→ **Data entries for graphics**
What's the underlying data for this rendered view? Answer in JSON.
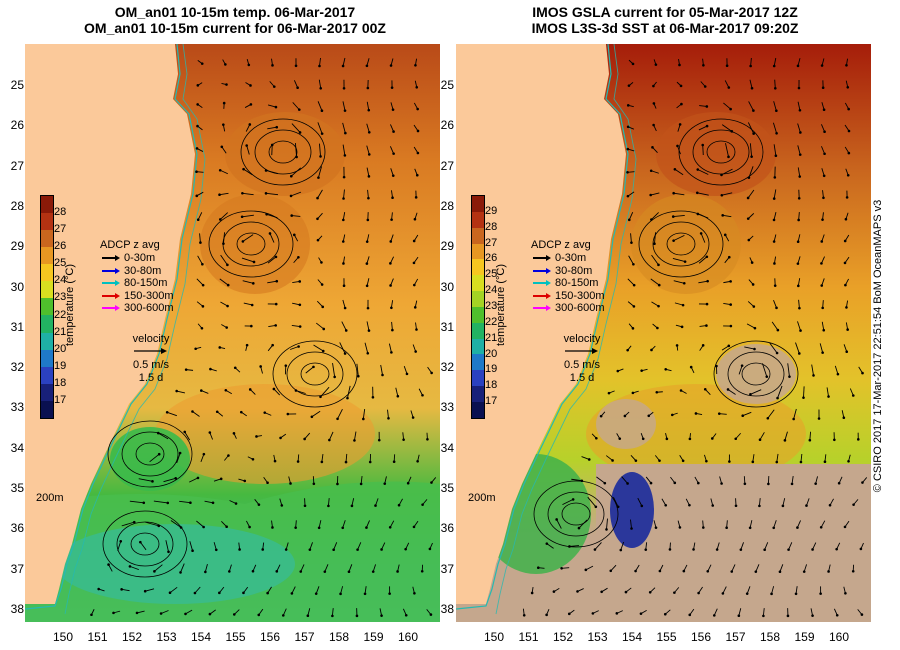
{
  "titles": {
    "left": {
      "line1": "OM_an01 10-15m temp. 06-Mar-2017",
      "line2": "OM_an01 10-15m current for 06-Mar-2017 00Z"
    },
    "right": {
      "line1": "IMOS GSLA current for 05-Mar-2017 12Z",
      "line2": "IMOS L3S-3d SST at 06-Mar-2017 09:20Z"
    }
  },
  "axes": {
    "lat_labels": [
      "25",
      "26",
      "27",
      "28",
      "29",
      "30",
      "31",
      "32",
      "33",
      "34",
      "35",
      "36",
      "37",
      "38"
    ],
    "lon_labels": [
      "150",
      "151",
      "152",
      "153",
      "154",
      "155",
      "156",
      "157",
      "158",
      "159",
      "160"
    ]
  },
  "legends": {
    "left": {
      "ticks": [
        "28",
        "27",
        "26",
        "25",
        "24",
        "23",
        "22",
        "21",
        "20",
        "19",
        "18",
        "17"
      ]
    },
    "right": {
      "ticks": [
        "29",
        "28",
        "27",
        "26",
        "25",
        "24",
        "23",
        "22",
        "21",
        "20",
        "19",
        "18",
        "17"
      ]
    },
    "cbar_title": "temperature (°C)",
    "adcp_title": "ADCP z avg",
    "adcp_rows": [
      {
        "label": "0-30m",
        "color": "#000000"
      },
      {
        "label": "30-80m",
        "color": "#0000dd"
      },
      {
        "label": "80-150m",
        "color": "#00c0c0"
      },
      {
        "label": "150-300m",
        "color": "#dd0000"
      },
      {
        "label": "300-600m",
        "color": "#ff00ff"
      }
    ],
    "velocity": {
      "label": "velocity",
      "speed": "0.5 m/s",
      "duration": "1.5 d"
    }
  },
  "depth_label": "200m",
  "copyright": "© CSIRO 2017   17-Mar-2017 22:51:54 BoM OceanMAPS v3",
  "colors": {
    "land": "#fbc99a",
    "coast": "#26b9b1",
    "cloud": "#c5a78d"
  }
}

→ **Directions for this task**
Show all lines from the records above where the word "IMOS" occurs.

→ **The solution**
      "line1": "IMOS GSLA current for 05-Mar-2017 12Z",
      "line2": "IMOS L3S-3d SST at 06-Mar-2017 09:20Z"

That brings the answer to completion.